# [TASK GOAL]
Extract the entries word for word, starting at the first line and ending at the line that contains "code-view-button[interactable]: [2072, 10, 2097, 35]", with both of those lines included.

----

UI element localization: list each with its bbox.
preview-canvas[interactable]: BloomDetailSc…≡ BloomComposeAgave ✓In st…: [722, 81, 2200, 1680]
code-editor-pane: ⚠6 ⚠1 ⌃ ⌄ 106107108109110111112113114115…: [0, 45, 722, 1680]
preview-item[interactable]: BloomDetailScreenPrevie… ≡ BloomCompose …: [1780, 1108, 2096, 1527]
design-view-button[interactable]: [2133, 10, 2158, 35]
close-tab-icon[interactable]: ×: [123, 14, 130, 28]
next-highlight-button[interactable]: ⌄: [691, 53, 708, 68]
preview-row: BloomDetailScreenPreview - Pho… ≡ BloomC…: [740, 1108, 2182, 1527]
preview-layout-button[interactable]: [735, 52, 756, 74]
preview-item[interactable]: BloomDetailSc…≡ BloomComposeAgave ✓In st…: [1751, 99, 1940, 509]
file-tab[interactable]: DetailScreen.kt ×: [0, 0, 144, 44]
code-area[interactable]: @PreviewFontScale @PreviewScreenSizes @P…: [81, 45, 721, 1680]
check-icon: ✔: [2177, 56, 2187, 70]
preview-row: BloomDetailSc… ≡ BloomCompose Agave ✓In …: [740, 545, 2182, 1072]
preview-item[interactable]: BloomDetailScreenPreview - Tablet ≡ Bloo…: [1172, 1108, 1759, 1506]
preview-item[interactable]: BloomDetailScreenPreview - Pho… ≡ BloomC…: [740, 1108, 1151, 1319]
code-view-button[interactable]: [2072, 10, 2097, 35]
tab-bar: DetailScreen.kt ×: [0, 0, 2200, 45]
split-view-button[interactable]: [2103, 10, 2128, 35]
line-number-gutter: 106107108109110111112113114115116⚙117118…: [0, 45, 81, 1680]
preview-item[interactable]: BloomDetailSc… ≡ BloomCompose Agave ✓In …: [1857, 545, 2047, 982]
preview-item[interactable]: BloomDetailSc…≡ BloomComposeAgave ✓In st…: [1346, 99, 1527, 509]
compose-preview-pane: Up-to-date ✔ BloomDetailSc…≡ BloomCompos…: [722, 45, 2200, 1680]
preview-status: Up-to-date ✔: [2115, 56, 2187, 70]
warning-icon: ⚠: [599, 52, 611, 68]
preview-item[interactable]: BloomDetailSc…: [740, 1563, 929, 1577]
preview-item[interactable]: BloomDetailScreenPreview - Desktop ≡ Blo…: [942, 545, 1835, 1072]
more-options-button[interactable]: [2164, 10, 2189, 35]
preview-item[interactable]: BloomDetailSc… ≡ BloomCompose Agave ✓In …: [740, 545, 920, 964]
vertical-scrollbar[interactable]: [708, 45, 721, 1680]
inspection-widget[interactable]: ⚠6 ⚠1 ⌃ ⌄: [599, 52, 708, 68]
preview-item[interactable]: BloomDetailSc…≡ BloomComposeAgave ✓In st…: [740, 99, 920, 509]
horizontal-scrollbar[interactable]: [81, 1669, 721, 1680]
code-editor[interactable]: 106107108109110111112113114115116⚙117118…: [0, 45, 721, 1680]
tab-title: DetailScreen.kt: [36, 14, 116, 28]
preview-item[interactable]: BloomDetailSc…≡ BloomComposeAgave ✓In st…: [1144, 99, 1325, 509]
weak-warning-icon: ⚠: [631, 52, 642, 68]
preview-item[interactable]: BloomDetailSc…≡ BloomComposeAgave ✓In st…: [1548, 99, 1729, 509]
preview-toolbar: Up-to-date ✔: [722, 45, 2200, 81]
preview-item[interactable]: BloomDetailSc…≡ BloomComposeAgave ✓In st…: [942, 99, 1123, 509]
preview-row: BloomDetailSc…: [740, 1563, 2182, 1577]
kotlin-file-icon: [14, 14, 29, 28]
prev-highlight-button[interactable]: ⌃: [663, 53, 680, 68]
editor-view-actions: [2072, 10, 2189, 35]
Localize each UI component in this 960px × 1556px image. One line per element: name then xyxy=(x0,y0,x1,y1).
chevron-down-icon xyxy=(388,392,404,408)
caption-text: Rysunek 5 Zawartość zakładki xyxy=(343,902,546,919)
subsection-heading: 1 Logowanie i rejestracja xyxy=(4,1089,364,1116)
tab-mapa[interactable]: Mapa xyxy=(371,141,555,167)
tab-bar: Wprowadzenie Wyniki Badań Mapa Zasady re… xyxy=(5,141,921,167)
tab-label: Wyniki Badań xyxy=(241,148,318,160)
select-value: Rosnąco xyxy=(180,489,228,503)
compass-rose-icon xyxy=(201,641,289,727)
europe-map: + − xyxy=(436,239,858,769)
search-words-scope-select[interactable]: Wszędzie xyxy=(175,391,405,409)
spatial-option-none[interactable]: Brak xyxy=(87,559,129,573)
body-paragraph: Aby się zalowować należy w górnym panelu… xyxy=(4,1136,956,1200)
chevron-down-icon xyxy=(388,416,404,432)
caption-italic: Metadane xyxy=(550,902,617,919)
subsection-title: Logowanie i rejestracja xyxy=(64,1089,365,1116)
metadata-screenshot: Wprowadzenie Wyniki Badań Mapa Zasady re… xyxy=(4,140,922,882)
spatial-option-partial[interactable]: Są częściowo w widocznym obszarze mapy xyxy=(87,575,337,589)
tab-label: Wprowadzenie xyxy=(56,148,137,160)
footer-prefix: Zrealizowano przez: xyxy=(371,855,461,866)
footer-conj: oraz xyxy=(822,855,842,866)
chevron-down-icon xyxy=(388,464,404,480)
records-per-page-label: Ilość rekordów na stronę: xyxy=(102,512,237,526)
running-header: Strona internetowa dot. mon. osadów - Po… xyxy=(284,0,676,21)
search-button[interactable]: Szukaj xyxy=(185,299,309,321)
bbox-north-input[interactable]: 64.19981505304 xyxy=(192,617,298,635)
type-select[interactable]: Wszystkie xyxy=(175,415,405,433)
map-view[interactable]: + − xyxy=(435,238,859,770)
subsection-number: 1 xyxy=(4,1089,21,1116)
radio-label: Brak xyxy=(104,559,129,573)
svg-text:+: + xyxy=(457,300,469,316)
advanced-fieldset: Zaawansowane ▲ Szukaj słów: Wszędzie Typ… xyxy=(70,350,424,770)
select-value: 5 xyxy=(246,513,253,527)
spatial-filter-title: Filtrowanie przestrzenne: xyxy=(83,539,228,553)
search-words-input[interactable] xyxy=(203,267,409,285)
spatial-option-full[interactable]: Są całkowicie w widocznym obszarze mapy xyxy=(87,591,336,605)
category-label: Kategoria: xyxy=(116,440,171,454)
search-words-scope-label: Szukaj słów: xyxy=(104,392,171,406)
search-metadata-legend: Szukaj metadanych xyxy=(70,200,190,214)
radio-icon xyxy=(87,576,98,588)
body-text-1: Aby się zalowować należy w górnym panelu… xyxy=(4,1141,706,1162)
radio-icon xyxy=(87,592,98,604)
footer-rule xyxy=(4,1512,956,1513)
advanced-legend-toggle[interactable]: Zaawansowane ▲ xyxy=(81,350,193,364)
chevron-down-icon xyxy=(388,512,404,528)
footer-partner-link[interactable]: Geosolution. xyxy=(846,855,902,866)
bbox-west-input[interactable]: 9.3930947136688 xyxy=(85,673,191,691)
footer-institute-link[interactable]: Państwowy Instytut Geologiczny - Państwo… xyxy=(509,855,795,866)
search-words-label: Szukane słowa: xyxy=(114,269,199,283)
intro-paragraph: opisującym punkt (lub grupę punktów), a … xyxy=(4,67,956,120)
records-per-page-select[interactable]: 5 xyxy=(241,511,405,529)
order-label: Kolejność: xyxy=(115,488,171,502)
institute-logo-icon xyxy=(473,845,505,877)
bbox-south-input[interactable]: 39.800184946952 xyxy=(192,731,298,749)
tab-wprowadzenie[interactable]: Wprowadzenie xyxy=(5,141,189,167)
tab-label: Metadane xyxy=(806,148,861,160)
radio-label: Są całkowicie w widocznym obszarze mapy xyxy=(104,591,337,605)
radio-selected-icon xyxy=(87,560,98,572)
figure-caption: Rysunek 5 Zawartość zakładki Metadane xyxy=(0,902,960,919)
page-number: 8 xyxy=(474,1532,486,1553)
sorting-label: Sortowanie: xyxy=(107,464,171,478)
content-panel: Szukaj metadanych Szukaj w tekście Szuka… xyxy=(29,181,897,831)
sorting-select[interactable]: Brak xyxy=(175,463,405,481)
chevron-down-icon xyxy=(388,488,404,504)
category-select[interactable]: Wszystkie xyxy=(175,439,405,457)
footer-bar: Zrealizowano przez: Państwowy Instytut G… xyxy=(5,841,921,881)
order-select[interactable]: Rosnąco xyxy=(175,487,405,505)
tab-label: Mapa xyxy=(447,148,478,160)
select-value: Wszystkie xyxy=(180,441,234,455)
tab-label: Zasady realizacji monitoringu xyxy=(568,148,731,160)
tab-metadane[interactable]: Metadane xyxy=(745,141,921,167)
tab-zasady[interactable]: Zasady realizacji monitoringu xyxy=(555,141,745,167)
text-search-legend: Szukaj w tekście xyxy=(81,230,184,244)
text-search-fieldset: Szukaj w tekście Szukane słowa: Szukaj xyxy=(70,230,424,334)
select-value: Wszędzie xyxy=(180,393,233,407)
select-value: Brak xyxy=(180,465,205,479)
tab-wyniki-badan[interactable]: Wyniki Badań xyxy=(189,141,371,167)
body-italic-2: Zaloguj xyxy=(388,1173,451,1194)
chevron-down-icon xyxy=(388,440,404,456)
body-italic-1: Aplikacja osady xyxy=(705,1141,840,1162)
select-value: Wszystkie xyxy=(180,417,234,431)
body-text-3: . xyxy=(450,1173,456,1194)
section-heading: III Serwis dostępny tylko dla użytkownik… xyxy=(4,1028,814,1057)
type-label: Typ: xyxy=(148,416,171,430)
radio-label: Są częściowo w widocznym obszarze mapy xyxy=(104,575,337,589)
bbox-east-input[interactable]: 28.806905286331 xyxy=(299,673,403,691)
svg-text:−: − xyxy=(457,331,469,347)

----

# [TASK RESPONSE]
UI element localization: list each with its bbox.
preview-canvas[interactable]: BloomDetailSc…≡ BloomComposeAgave ✓In st…: [722, 81, 2200, 1680]
code-editor-pane: ⚠6 ⚠1 ⌃ ⌄ 106107108109110111112113114115…: [0, 45, 722, 1680]
preview-item[interactable]: BloomDetailScreenPrevie… ≡ BloomCompose …: [1780, 1108, 2096, 1527]
design-view-button[interactable]: [2133, 10, 2158, 35]
close-tab-icon[interactable]: ×: [123, 14, 130, 28]
next-highlight-button[interactable]: ⌄: [691, 53, 708, 68]
preview-row: BloomDetailScreenPreview - Pho… ≡ BloomC…: [740, 1108, 2182, 1527]
preview-layout-button[interactable]: [735, 52, 756, 74]
preview-item[interactable]: BloomDetailSc…≡ BloomComposeAgave ✓In st…: [1751, 99, 1940, 509]
file-tab[interactable]: DetailScreen.kt ×: [0, 0, 144, 44]
code-area[interactable]: @PreviewFontScale @PreviewScreenSizes @P…: [81, 45, 721, 1680]
check-icon: ✔: [2177, 56, 2187, 70]
preview-row: BloomDetailSc… ≡ BloomCompose Agave ✓In …: [740, 545, 2182, 1072]
preview-item[interactable]: BloomDetailScreenPreview - Tablet ≡ Bloo…: [1172, 1108, 1759, 1506]
preview-item[interactable]: BloomDetailScreenPreview - Pho… ≡ BloomC…: [740, 1108, 1151, 1319]
code-view-button[interactable]: [2072, 10, 2097, 35]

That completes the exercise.